> REQUIREMENTS:
All of the data should be repeated exactly; pictures are not part of the copy.

> MATERIAL FOR THIS EXERCISE:
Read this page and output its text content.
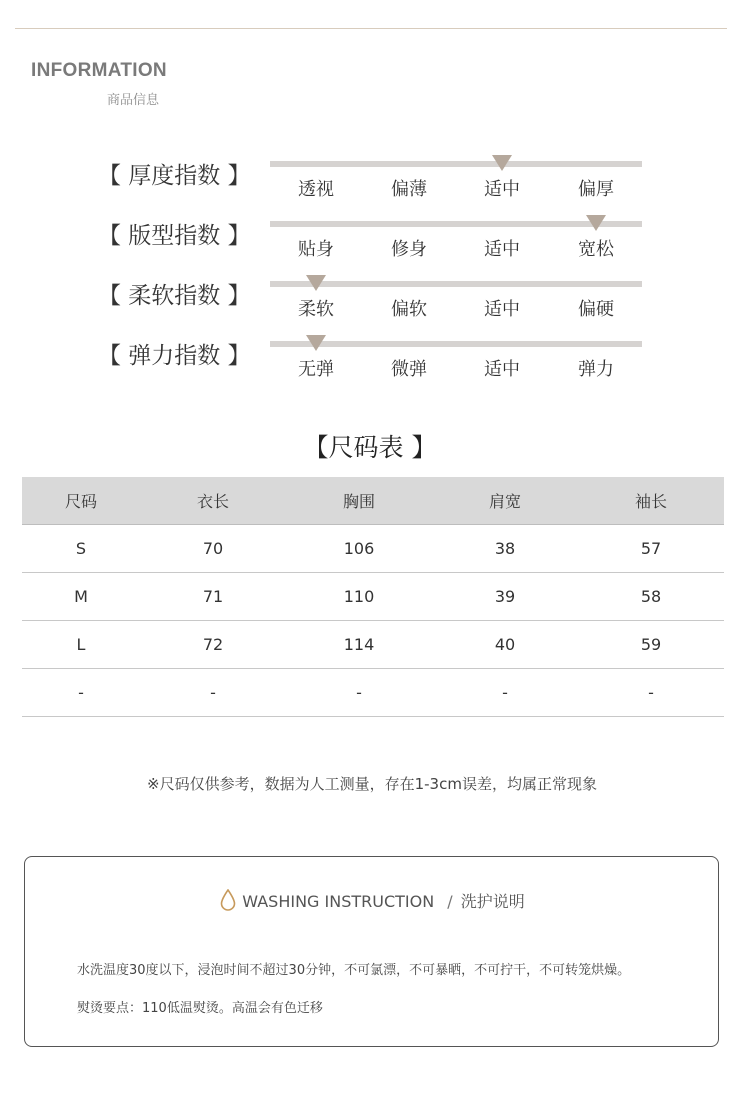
INFORMATION
商品信息
【 厚度指数 】
透视	偏薄	适中	偏厚
【 版型指数 】
贴身	修身	适中	宽松
【 柔软指数 】
柔软	偏软	适中	偏硬
【 弹力指数 】
无弹	微弹	适中	弹力
【尺码表 】
尺码	衣长	胸围	肩宽	袖长
S	70	106	38	57
M	71	110	39	58
L	72	114	40	59
-	-	-	-	-
※尺码仅供参考，数据为人工测量，存在1-3cm误差，均属正常现象
WASHING INSTRUCTION / 洗护说明
水洗温度30度以下，浸泡时间不超过30分钟，不可氯漂，不可暴晒，不可拧干，不可转笼烘燥。
熨烫要点：110低温熨烫。高温会有色迁移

> RESPONSE:
Read this page and output its text content.
INFORMATION
商品信息
【 厚度指数 】
透视	偏薄	适中	偏厚
【 版型指数 】
贴身	修身	适中	宽松
【 柔软指数 】
柔软	偏软	适中	偏硬
【 弹力指数 】
无弹	微弹	适中	弹力
【尺码表 】
尺码	衣长	胸围	肩宽	袖长
S	70	106	38	57
M	71	110	39	58
L	72	114	40	59
-	-	-	-	-
※尺码仅供参考，数据为人工测量，存在1-3cm误差，均属正常现象
WASHING INSTRUCTION / 洗护说明
水洗温度30度以下，浸泡时间不超过30分钟，不可氯漂，不可暴晒，不可拧干，不可转笼烘燥。
熨烫要点：110低温熨烫。高温会有色迁移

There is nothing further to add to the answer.